Goal of the exercise: Copy out the listing that follows, exactly, without its pictures.

Provided information:

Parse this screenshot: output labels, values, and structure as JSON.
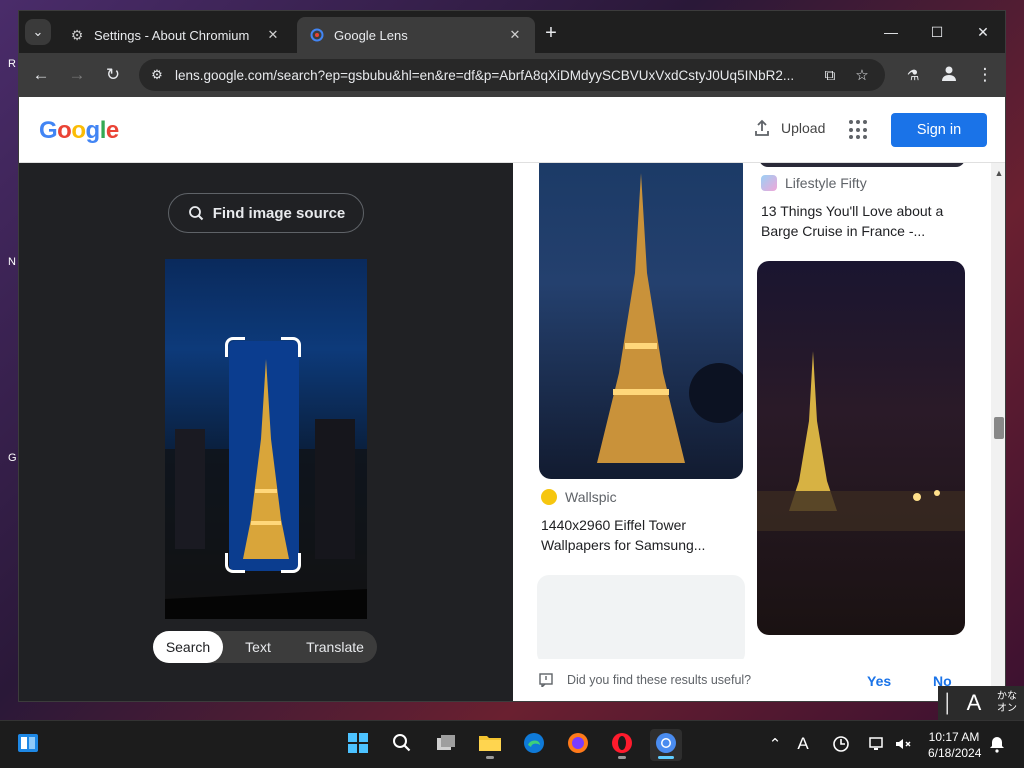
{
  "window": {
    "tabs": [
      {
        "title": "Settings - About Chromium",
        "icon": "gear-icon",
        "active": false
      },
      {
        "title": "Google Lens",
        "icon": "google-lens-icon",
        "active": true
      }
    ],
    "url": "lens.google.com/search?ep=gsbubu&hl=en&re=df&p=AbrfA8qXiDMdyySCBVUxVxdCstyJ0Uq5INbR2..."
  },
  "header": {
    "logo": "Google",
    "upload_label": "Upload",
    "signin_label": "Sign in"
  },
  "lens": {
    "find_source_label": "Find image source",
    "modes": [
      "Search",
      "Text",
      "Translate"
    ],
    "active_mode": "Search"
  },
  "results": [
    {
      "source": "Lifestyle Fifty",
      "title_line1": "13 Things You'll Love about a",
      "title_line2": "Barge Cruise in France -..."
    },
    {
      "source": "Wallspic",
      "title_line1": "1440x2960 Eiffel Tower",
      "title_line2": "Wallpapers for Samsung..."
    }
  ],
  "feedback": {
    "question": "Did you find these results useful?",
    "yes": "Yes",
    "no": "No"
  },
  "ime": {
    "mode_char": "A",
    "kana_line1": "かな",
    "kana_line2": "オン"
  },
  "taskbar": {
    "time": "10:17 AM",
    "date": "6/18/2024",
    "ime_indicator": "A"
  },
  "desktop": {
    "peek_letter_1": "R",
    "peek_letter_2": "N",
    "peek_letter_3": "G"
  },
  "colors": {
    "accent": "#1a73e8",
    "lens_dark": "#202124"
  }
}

Finished answer:
Parse this screenshot: output labels, values, and structure as JSON.
{
  "window": {
    "tabs": [
      {
        "title": "Settings - About Chromium",
        "icon": "gear-icon",
        "active": false
      },
      {
        "title": "Google Lens",
        "icon": "google-lens-icon",
        "active": true
      }
    ],
    "url": "lens.google.com/search?ep=gsbubu&hl=en&re=df&p=AbrfA8qXiDMdyySCBVUxVxdCstyJ0Uq5INbR2..."
  },
  "header": {
    "logo": "Google",
    "upload_label": "Upload",
    "signin_label": "Sign in"
  },
  "lens": {
    "find_source_label": "Find image source",
    "modes": [
      "Search",
      "Text",
      "Translate"
    ],
    "active_mode": "Search"
  },
  "results": [
    {
      "source": "Lifestyle Fifty",
      "title_line1": "13 Things You'll Love about a",
      "title_line2": "Barge Cruise in France -..."
    },
    {
      "source": "Wallspic",
      "title_line1": "1440x2960 Eiffel Tower",
      "title_line2": "Wallpapers for Samsung..."
    }
  ],
  "feedback": {
    "question": "Did you find these results useful?",
    "yes": "Yes",
    "no": "No"
  },
  "ime": {
    "mode_char": "A",
    "kana_line1": "かな",
    "kana_line2": "オン"
  },
  "taskbar": {
    "time": "10:17 AM",
    "date": "6/18/2024",
    "ime_indicator": "A"
  },
  "desktop": {
    "peek_letter_1": "R",
    "peek_letter_2": "N",
    "peek_letter_3": "G"
  },
  "colors": {
    "accent": "#1a73e8",
    "lens_dark": "#202124"
  }
}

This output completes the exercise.